- [AVAILABLE RECORDS]
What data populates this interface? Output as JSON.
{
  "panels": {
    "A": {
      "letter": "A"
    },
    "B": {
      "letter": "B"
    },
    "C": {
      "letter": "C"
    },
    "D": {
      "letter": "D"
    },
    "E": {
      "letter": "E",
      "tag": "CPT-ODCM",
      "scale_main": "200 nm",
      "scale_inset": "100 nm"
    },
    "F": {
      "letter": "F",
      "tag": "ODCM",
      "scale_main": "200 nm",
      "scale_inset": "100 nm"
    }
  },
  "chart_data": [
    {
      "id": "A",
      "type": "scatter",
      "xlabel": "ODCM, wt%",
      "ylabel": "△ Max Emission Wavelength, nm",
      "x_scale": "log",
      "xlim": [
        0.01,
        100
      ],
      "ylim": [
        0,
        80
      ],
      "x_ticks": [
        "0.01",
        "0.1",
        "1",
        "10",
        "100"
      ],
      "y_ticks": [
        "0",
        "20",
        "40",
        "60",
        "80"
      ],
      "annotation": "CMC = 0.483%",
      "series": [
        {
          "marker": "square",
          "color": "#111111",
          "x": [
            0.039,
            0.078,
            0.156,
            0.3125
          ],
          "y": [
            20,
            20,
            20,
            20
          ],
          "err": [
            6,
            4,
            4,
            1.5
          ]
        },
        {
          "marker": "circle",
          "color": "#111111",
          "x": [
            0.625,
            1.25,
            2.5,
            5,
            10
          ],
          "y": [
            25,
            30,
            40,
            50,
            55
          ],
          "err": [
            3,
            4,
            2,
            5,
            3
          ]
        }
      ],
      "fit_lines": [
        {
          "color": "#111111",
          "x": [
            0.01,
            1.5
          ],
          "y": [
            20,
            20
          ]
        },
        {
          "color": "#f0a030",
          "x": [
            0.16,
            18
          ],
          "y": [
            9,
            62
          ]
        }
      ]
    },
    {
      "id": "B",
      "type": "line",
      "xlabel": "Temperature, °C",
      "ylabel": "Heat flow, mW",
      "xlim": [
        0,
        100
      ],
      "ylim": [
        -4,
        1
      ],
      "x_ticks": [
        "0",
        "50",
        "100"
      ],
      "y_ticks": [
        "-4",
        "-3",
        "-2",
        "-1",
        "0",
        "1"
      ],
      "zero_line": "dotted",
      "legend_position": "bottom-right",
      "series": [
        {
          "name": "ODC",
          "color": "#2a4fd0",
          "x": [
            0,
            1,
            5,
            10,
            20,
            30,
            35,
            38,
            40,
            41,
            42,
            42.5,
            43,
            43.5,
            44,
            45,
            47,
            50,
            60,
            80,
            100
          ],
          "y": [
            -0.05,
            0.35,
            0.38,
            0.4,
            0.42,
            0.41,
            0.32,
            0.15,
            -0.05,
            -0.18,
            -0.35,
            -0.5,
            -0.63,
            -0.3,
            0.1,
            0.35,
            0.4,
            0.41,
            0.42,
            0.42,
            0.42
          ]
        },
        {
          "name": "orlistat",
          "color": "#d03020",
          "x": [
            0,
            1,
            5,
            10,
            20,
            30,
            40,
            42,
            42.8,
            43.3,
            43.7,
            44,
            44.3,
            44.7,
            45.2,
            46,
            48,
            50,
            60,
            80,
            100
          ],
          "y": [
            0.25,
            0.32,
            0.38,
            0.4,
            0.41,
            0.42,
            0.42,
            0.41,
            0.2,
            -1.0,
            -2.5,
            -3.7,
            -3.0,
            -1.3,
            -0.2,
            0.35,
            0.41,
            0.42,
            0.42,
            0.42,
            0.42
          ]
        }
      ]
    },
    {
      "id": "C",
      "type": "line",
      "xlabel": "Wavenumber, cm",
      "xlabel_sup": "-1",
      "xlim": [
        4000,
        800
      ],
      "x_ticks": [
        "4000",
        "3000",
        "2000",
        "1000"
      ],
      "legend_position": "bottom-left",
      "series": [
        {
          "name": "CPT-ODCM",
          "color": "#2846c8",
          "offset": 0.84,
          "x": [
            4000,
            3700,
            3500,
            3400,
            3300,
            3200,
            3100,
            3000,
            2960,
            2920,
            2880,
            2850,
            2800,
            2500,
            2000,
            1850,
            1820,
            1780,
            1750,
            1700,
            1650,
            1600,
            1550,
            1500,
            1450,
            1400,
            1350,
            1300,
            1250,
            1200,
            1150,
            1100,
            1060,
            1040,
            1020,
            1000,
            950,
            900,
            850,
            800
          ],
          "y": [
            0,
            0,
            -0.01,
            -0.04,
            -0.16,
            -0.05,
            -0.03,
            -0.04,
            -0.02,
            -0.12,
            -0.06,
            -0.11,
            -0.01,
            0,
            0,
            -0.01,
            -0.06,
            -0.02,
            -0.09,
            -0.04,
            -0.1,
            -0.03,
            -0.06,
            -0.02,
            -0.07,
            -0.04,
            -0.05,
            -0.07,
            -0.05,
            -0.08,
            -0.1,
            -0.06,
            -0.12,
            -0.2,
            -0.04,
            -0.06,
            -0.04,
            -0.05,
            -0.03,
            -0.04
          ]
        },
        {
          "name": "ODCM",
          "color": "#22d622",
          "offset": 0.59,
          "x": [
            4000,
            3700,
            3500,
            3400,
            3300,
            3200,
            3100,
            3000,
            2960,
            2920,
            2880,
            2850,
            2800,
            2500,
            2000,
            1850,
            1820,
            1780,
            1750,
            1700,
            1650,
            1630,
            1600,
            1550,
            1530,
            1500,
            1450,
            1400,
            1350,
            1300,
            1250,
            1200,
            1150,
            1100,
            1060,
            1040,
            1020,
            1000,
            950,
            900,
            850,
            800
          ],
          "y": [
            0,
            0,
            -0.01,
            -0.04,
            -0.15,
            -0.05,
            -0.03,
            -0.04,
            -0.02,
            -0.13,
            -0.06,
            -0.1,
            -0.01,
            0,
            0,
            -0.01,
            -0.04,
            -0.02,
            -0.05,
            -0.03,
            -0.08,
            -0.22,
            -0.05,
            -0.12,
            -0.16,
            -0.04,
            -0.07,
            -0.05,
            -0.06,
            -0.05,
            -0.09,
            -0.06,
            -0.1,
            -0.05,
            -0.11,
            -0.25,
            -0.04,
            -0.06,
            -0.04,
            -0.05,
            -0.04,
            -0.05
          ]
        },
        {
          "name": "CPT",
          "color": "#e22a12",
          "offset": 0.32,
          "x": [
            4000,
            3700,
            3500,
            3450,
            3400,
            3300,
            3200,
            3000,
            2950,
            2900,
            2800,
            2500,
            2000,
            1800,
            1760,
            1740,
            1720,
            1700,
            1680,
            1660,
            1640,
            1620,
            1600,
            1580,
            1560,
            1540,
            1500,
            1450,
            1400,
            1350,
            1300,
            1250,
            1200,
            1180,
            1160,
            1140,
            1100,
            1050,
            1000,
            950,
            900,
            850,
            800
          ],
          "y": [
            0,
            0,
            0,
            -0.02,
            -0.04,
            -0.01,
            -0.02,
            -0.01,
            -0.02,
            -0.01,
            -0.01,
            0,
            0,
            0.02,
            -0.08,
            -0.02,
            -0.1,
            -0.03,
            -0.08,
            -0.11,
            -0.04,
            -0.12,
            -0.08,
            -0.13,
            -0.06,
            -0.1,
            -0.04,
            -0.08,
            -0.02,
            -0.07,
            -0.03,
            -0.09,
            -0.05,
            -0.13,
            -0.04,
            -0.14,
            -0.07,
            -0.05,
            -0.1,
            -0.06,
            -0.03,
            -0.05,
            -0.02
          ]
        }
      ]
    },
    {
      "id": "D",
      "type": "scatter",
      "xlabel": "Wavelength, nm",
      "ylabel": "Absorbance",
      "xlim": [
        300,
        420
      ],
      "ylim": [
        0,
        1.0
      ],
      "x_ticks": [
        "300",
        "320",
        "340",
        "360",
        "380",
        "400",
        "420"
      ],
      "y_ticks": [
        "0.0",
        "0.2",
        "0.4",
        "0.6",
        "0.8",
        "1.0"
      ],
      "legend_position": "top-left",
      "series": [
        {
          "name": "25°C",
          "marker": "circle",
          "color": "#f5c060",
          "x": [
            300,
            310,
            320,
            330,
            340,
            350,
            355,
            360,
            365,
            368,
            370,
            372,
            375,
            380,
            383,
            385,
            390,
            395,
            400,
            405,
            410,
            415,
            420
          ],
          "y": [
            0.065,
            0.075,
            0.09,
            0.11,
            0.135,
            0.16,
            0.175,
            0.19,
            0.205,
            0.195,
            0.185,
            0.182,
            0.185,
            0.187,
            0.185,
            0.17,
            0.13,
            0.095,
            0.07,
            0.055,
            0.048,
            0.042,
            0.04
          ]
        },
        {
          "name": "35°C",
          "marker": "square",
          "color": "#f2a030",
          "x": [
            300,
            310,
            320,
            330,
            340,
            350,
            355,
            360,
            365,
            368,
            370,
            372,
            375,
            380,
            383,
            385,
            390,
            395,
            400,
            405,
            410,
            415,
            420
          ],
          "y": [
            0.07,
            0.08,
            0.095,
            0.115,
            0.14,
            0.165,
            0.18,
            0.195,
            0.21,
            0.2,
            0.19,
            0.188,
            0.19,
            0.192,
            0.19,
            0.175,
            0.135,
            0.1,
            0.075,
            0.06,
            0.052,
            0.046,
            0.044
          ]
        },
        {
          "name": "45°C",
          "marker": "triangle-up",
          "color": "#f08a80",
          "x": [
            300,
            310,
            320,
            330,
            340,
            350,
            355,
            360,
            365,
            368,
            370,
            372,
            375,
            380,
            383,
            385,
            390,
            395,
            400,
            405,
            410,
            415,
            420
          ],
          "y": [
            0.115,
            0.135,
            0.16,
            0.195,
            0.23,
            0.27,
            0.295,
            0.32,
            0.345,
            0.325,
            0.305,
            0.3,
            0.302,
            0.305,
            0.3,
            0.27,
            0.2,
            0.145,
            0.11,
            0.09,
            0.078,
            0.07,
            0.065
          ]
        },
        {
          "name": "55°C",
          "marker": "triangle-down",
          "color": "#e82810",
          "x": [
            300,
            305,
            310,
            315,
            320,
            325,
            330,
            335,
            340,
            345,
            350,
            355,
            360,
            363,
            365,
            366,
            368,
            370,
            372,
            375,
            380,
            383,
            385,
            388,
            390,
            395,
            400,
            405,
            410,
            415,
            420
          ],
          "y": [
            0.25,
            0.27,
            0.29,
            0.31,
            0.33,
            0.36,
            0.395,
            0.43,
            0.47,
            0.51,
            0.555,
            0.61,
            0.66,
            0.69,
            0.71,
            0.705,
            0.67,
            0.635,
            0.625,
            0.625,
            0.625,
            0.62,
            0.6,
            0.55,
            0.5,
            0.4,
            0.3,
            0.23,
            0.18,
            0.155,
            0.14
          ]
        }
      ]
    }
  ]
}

- [THE REQUEST]
Copy each line of the listing that holds the word "ODCM".

- [FINAL RESULT]
      "tag": "CPT-ODCM",
      "tag": "ODCM",
      "xlabel": "ODCM, wt%",
          "name": "CPT-ODCM",
          "name": "ODCM",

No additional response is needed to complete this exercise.